**TEXT BLOCK**
=-=-=-=-=

Suppose the investigator believes that the true mean birthweight for the infants from smoking mothers could be as low as 3200 grams or as high as 3800 grams (i.e. he anticipates conducting a two-tailed test) with the true variability being the same within each of the two groups. He intends to design a balanced CRD (i.e. equal sample sizes) in weighing babies from randomly selected mothers from each of the two groups.

a) Now, the investigator wants to risk a 10% or less chance of failing to detect a mean difference between the two groups of mothers. Suppose the investigator intends to eventually analyze the data assuming that the variance(s) are known. What sample sizes per each of the two groups would needed for this study?

b) Obviously, the investigator will not able to assume the variance(s) as known when he analyzes the data and intends to publish the results. Readdress the question in (a) given this more normal circumstance.

c) What power would be afforded from sample sizes of 10 babies per each of the two groups if a conventional t-test was going to be used to analyze the data?

=-=-=-=-=

**DATA EXTRACT**

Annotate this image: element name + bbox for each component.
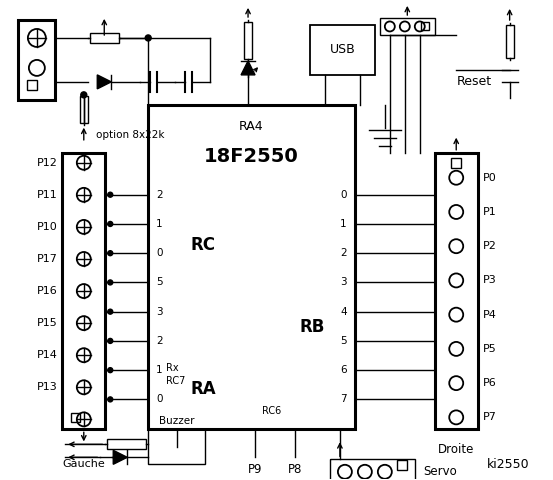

=-=-=-=-=

**REQUIRED WORK**
• 1. In the birthweight sample-size text, copy word for word the passage that begins at "a) Now, the" and ends after "more normal circumstance.".
• 2. Translate this sentence from the birthweight sample-size text into Spanish: "Now, the investigator wants to risk a 10% or less chance of failing to detect a mean difference between the two groups of mothers."
• 3. Answer these questions from the birthweight sample-size text.
(a) What is the lowest value the investigator thinks the true mean birthweight for infants from smoking mothers could be?
(b) How many babies per group does part (c) consider?
(c) What test does part (c) say would be used to analyze the data?

**FINAL ANSWERS**
• 1.
a) Now, the investigator wants to risk a 10% or less chance of failing to detect a mean difference between the two groups of mothers. Suppose the investigator intends to eventually analyze the data assuming that the variance(s) are known. What sample sizes per each of the two groups would needed for this study?

b) Obviously, the investigator will not able to assume the variance(s) as known when he analyzes the data and intends to publish the results. Readdress the question in (a) given this more normal circumstance.

• 2. Ahora, el investigador quiere asumir un riesgo de un 10 % o menos de no detectar una diferencia de medias entre los dos grupos de madres.

• 3.
(a) 3200 grams
(b) 10 babies per group
(c) A conventional t-test